Work instructions: Repeat every line below exactly as it reads.

[Entries from a dataset]

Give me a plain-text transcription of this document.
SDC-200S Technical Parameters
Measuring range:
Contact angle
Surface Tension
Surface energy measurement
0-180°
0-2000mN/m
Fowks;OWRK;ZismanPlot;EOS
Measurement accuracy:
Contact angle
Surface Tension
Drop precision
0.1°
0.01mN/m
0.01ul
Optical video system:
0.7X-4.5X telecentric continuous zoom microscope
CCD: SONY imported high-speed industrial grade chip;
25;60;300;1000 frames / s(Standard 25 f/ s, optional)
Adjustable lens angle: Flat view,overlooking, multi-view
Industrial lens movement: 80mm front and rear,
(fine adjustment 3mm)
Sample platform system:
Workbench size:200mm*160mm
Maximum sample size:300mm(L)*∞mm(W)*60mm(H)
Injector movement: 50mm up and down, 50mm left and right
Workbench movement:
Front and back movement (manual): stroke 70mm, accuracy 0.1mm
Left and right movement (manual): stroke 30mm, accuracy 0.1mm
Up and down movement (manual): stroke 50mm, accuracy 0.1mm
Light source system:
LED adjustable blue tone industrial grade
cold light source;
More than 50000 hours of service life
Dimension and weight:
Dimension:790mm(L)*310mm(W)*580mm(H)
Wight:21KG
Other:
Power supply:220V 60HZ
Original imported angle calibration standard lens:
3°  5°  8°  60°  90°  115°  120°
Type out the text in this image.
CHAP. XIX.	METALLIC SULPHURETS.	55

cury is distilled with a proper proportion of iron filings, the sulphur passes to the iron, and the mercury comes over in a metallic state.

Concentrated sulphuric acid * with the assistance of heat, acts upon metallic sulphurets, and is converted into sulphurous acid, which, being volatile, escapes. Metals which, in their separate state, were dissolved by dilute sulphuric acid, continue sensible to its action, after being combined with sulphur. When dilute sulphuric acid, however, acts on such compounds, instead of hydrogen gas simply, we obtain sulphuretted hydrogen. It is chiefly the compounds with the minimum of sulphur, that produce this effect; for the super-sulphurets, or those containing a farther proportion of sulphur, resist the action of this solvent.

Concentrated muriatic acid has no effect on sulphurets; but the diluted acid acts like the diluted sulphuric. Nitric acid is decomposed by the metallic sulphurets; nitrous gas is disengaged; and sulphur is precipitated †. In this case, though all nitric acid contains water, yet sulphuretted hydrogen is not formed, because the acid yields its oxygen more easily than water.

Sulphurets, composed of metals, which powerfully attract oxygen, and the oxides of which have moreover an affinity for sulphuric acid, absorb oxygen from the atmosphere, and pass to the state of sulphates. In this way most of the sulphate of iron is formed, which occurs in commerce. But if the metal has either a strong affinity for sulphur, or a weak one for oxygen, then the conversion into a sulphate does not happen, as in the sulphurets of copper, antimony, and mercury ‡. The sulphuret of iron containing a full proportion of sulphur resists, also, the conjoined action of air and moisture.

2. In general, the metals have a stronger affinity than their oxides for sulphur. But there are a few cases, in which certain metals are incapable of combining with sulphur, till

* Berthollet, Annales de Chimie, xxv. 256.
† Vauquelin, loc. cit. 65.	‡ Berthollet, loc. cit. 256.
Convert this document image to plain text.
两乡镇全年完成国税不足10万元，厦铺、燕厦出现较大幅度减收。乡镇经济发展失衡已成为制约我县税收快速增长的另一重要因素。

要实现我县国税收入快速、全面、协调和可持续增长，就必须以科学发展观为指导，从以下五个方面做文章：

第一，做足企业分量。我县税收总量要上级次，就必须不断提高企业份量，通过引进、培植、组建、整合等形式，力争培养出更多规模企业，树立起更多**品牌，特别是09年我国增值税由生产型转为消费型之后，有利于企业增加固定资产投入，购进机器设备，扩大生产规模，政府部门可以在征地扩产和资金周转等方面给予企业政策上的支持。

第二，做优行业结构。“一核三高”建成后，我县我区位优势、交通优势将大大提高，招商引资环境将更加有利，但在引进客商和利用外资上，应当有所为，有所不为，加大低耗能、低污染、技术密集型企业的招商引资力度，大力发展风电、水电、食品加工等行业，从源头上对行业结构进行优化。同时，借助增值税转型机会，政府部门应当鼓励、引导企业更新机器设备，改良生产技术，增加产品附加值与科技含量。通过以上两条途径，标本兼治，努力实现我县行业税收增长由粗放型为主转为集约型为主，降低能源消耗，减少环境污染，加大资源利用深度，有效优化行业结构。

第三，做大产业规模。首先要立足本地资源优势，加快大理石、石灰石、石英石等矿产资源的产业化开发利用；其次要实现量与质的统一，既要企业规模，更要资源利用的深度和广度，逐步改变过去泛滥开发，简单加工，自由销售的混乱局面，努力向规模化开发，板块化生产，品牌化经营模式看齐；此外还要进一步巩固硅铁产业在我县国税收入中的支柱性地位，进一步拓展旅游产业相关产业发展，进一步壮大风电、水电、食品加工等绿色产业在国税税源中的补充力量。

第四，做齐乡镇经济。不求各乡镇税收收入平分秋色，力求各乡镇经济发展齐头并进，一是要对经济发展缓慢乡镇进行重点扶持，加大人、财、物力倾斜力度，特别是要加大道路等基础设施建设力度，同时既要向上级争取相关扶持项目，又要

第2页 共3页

Task result:
Give me a plain-text transcription of this document.
SDC-200S Technical Parameters
Measuring range:
Contact angle
Surface Tension
Surface energy measurement
0-180°
0-2000mN/m
Fowks;OWRK;ZismanPlot;EOS
Measurement accuracy:
Contact angle
Surface Tension
Drop precision
0.1°
0.01mN/m
0.01ul
Optical video system:
0.7X-4.5X telecentric continuous zoom microscope
CCD: SONY imported high-speed industrial grade chip;
25;60;300;1000 frames / s(Standard 25 f/ s, optional)
Adjustable lens angle: Flat view,overlooking, multi-view
Industrial lens movement: 80mm front and rear,
(fine adjustment 3mm)
Sample platform system:
Workbench size:200mm*160mm
Maximum sample size:300mm(L)*∞mm(W)*60mm(H)
Injector movement: 50mm up and down, 50mm left and right
Workbench movement:
Front and back movement (manual): stroke 70mm, accuracy 0.1mm
Left and right movement (manual): stroke 30mm, accuracy 0.1mm
Up and down movement (manual): stroke 50mm, accuracy 0.1mm
Light source system:
LED adjustable blue tone industrial grade
cold light source;
More than 50000 hours of service life
Dimension and weight:
Dimension:790mm(L)*310mm(W)*580mm(H)
Wight:21KG
Other:
Power supply:220V 60HZ
Original imported angle calibration standard lens:
3°  5°  8°  60°  90°  115°  120°
Type out the text in this image.
CHAP. XIX.	METALLIC SULPHURETS.	55

cury is distilled with a proper proportion of iron filings, the sulphur passes to the iron, and the mercury comes over in a metallic state.

Concentrated sulphuric acid * with the assistance of heat, acts upon metallic sulphurets, and is converted into sulphurous acid, which, being volatile, escapes. Metals which, in their separate state, were dissolved by dilute sulphuric acid, continue sensible to its action, after being combined with sulphur. When dilute sulphuric acid, however, acts on such compounds, instead of hydrogen gas simply, we obtain sulphuretted hydrogen. It is chiefly the compounds with the minimum of sulphur, that produce this effect; for the super-sulphurets, or those containing a farther proportion of sulphur, resist the action of this solvent.

Concentrated muriatic acid has no effect on sulphurets; but the diluted acid acts like the diluted sulphuric. Nitric acid is decomposed by the metallic sulphurets; nitrous gas is disengaged; and sulphur is precipitated †. In this case, though all nitric acid contains water, yet sulphuretted hydrogen is not formed, because the acid yields its oxygen more easily than water.

Sulphurets, composed of metals, which powerfully attract oxygen, and the oxides of which have moreover an affinity for sulphuric acid, absorb oxygen from the atmosphere, and pass to the state of sulphates. In this way most of the sulphate of iron is formed, which occurs in commerce. But if the metal has either a strong affinity for sulphur, or a weak one for oxygen, then the conversion into a sulphate does not happen, as in the sulphurets of copper, antimony, and mercury ‡. The sulphuret of iron containing a full proportion of sulphur resists, also, the conjoined action of air and moisture.

2. In general, the metals have a stronger affinity than their oxides for sulphur. But there are a few cases, in which certain metals are incapable of combining with sulphur, till

* Berthollet, Annales de Chimie, xxv. 256.
† Vauquelin, loc. cit. 65.	‡ Berthollet, loc. cit. 256.
Convert this document image to plain text.
两乡镇全年完成国税不足10万元，厦铺、燕厦出现较大幅度减收。乡镇经济发展失衡已成为制约我县税收快速增长的另一重要因素。

要实现我县国税收入快速、全面、协调和可持续增长，就必须以科学发展观为指导，从以下五个方面做文章：

第一，做足企业分量。我县税收总量要上级次，就必须不断提高企业份量，通过引进、培植、组建、整合等形式，力争培养出更多规模企业，树立起更多**品牌，特别是09年我国增值税由生产型转为消费型之后，有利于企业增加固定资产投入，购进机器设备，扩大生产规模，政府部门可以在征地扩产和资金周转等方面给予企业政策上的支持。

第二，做优行业结构。“一核三高”建成后，我县我区位优势、交通优势将大大提高，招商引资环境将更加有利，但在引进客商和利用外资上，应当有所为，有所不为，加大低耗能、低污染、技术密集型企业的招商引资力度，大力发展风电、水电、食品加工等行业，从源头上对行业结构进行优化。同时，借助增值税转型机会，政府部门应当鼓励、引导企业更新机器设备，改良生产技术，增加产品附加值与科技含量。通过以上两条途径，标本兼治，努力实现我县行业税收增长由粗放型为主转为集约型为主，降低能源消耗，减少环境污染，加大资源利用深度，有效优化行业结构。

第三，做大产业规模。首先要立足本地资源优势，加快大理石、石灰石、石英石等矿产资源的产业化开发利用；其次要实现量与质的统一，既要企业规模，更要资源利用的深度和广度，逐步改变过去泛滥开发，简单加工，自由销售的混乱局面，努力向规模化开发，板块化生产，品牌化经营模式看齐；此外还要进一步巩固硅铁产业在我县国税收入中的支柱性地位，进一步拓展旅游产业相关产业发展，进一步壮大风电、水电、食品加工等绿色产业在国税税源中的补充力量。

第四，做齐乡镇经济。不求各乡镇税收收入平分秋色，力求各乡镇经济发展齐头并进，一是要对经济发展缓慢乡镇进行重点扶持，加大人、财、物力倾斜力度，特别是要加大道路等基础设施建设力度，同时既要向上级争取相关扶持项目，又要

第2页 共3页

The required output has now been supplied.